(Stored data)
((

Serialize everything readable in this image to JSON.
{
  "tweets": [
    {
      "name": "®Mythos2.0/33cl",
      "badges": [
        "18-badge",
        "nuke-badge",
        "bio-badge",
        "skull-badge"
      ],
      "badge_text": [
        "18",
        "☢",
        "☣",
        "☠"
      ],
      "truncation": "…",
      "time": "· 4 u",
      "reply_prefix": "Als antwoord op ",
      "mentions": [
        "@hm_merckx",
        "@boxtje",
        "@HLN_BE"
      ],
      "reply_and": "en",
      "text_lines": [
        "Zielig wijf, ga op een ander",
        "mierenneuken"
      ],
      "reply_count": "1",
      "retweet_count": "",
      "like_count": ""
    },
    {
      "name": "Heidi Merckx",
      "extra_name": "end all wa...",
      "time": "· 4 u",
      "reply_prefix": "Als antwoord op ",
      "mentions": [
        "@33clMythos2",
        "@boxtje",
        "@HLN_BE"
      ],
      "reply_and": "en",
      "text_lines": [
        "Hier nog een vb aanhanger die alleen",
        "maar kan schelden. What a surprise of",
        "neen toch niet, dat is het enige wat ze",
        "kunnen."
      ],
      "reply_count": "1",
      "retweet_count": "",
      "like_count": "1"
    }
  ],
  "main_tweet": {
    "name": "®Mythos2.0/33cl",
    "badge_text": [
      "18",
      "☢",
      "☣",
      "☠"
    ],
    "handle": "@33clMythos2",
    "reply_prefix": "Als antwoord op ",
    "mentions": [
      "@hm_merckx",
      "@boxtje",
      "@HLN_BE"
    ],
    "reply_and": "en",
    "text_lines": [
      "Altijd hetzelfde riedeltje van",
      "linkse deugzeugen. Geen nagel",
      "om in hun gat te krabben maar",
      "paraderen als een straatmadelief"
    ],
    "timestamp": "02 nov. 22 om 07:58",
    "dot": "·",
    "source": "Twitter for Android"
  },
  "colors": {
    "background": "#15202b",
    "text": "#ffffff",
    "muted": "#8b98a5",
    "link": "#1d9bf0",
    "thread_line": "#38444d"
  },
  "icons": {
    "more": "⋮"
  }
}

))

Set down the listing in full, keeping every word exactly as it is.

Serialize everything readable in this image to JSON.
{
  "tweets": [
    {
      "name": "®Mythos2.0/33cl",
      "badges": [
        "18-badge",
        "nuke-badge",
        "bio-badge",
        "skull-badge"
      ],
      "badge_text": [
        "18",
        "☢",
        "☣",
        "☠"
      ],
      "truncation": "…",
      "time": "· 4 u",
      "reply_prefix": "Als antwoord op ",
      "mentions": [
        "@hm_merckx",
        "@boxtje",
        "@HLN_BE"
      ],
      "reply_and": "en",
      "text_lines": [
        "Zielig wijf, ga op een ander",
        "mierenneuken"
      ],
      "reply_count": "1",
      "retweet_count": "",
      "like_count": ""
    },
    {
      "name": "Heidi Merckx",
      "extra_name": "end all wa...",
      "time": "· 4 u",
      "reply_prefix": "Als antwoord op ",
      "mentions": [
        "@33clMythos2",
        "@boxtje",
        "@HLN_BE"
      ],
      "reply_and": "en",
      "text_lines": [
        "Hier nog een vb aanhanger die alleen",
        "maar kan schelden. What a surprise of",
        "neen toch niet, dat is het enige wat ze",
        "kunnen."
      ],
      "reply_count": "1",
      "retweet_count": "",
      "like_count": "1"
    }
  ],
  "main_tweet": {
    "name": "®Mythos2.0/33cl",
    "badge_text": [
      "18",
      "☢",
      "☣",
      "☠"
    ],
    "handle": "@33clMythos2",
    "reply_prefix": "Als antwoord op ",
    "mentions": [
      "@hm_merckx",
      "@boxtje",
      "@HLN_BE"
    ],
    "reply_and": "en",
    "text_lines": [
      "Altijd hetzelfde riedeltje van",
      "linkse deugzeugen. Geen nagel",
      "om in hun gat te krabben maar",
      "paraderen als een straatmadelief"
    ],
    "timestamp": "02 nov. 22 om 07:58",
    "dot": "·",
    "source": "Twitter for Android"
  },
  "colors": {
    "background": "#15202b",
    "text": "#ffffff",
    "muted": "#8b98a5",
    "link": "#1d9bf0",
    "thread_line": "#38444d"
  },
  "icons": {
    "more": "⋮"
  }
}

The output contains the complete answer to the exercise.